→ Exercise: Make an exact copy of the records, dropping all pictures.

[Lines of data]
* begin *

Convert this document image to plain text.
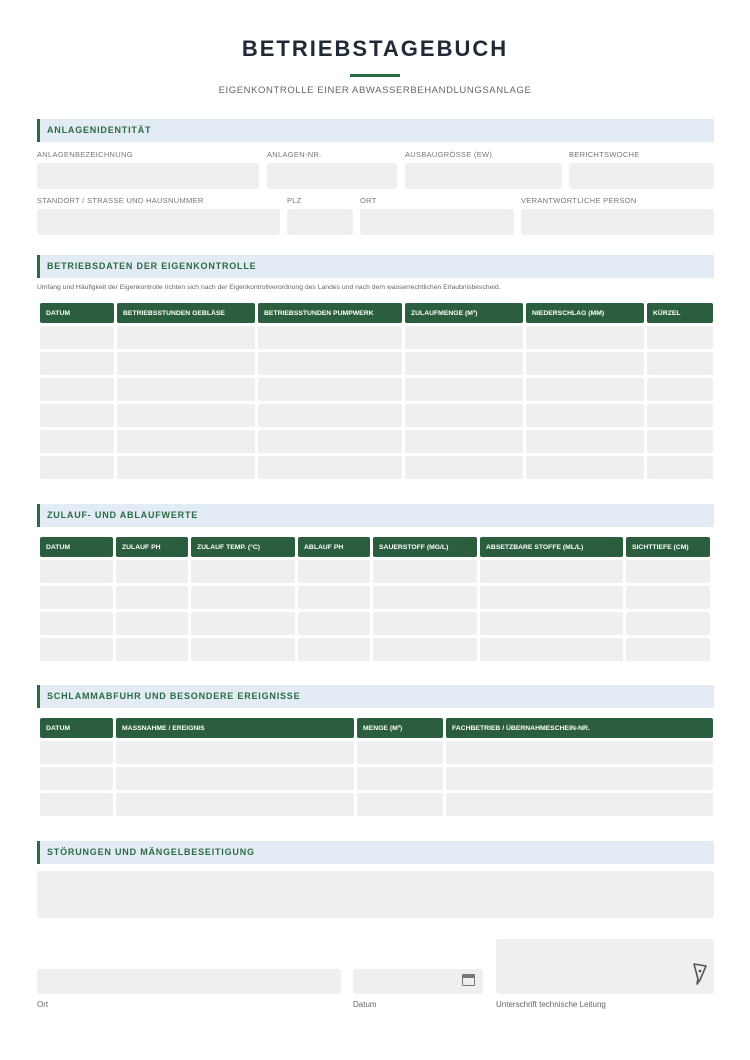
BETRIEBSTAGEBUCH
EIGENKONTROLLE EINER ABWASSERBEHANDLUNGSANLAGE
ANLAGENIDENTITÄT
ANLAGENBEZEICHNUNG	ANLAGEN-NR.	AUSBAUGRÖSSE (EW)	BERICHTSWOCHE
STANDORT / STRASSE UND HAUSNUMMER	PLZ	ORT	VERANTWORTLICHE PERSON
BETRIEBSDATEN DER EIGENKONTROLLE
Umfang und Häufigkeit der Eigenkontrolle richten sich nach der Eigenkontrollverordnung des Landes und nach dem wasserrechtlichen Erlaubnisbescheid.
DATUM	BETRIEBSSTUNDEN GEBLÄSE	BETRIEBSSTUNDEN PUMPWERK	ZULAUFMENGE (M³)	NIEDERSCHLAG (MM)	KÜRZEL

ZULAUF- UND ABLAUFWERTE
DATUM	ZULAUF PH	ZULAUF TEMP. (°C)	ABLAUF PH	SAUERSTOFF (MG/L)	ABSETZBARE STOFFE (ML/L)	SICHTTIEFE (CM)

SCHLAMMABFUHR UND BESONDERE EREIGNISSE
DATUM	MASSNAHME / EREIGNIS	MENGE (M³)	FACHBETRIEB / ÜBERNAHMESCHEIN-NR.

STÖRUNGEN UND MÄNGELBESEITIGUNG
Ort	Datum	Unterschrift technische Leitung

* end *

→ Output for this task:
Convert this document image to plain text.
BETRIEBSTAGEBUCH
EIGENKONTROLLE EINER ABWASSERBEHANDLUNGSANLAGE
ANLAGENIDENTITÄT
ANLAGENBEZEICHNUNG	ANLAGEN-NR.	AUSBAUGRÖSSE (EW)	BERICHTSWOCHE
STANDORT / STRASSE UND HAUSNUMMER	PLZ	ORT	VERANTWORTLICHE PERSON
BETRIEBSDATEN DER EIGENKONTROLLE
Umfang und Häufigkeit der Eigenkontrolle richten sich nach der Eigenkontrollverordnung des Landes und nach dem wasserrechtlichen Erlaubnisbescheid.
DATUM	BETRIEBSSTUNDEN GEBLÄSE	BETRIEBSSTUNDEN PUMPWERK	ZULAUFMENGE (M³)	NIEDERSCHLAG (MM)	KÜRZEL

ZULAUF- UND ABLAUFWERTE
DATUM	ZULAUF PH	ZULAUF TEMP. (°C)	ABLAUF PH	SAUERSTOFF (MG/L)	ABSETZBARE STOFFE (ML/L)	SICHTTIEFE (CM)

SCHLAMMABFUHR UND BESONDERE EREIGNISSE
DATUM	MASSNAHME / EREIGNIS	MENGE (M³)	FACHBETRIEB / ÜBERNAHMESCHEIN-NR.

STÖRUNGEN UND MÄNGELBESEITIGUNG
Ort	Datum	Unterschrift technische Leitung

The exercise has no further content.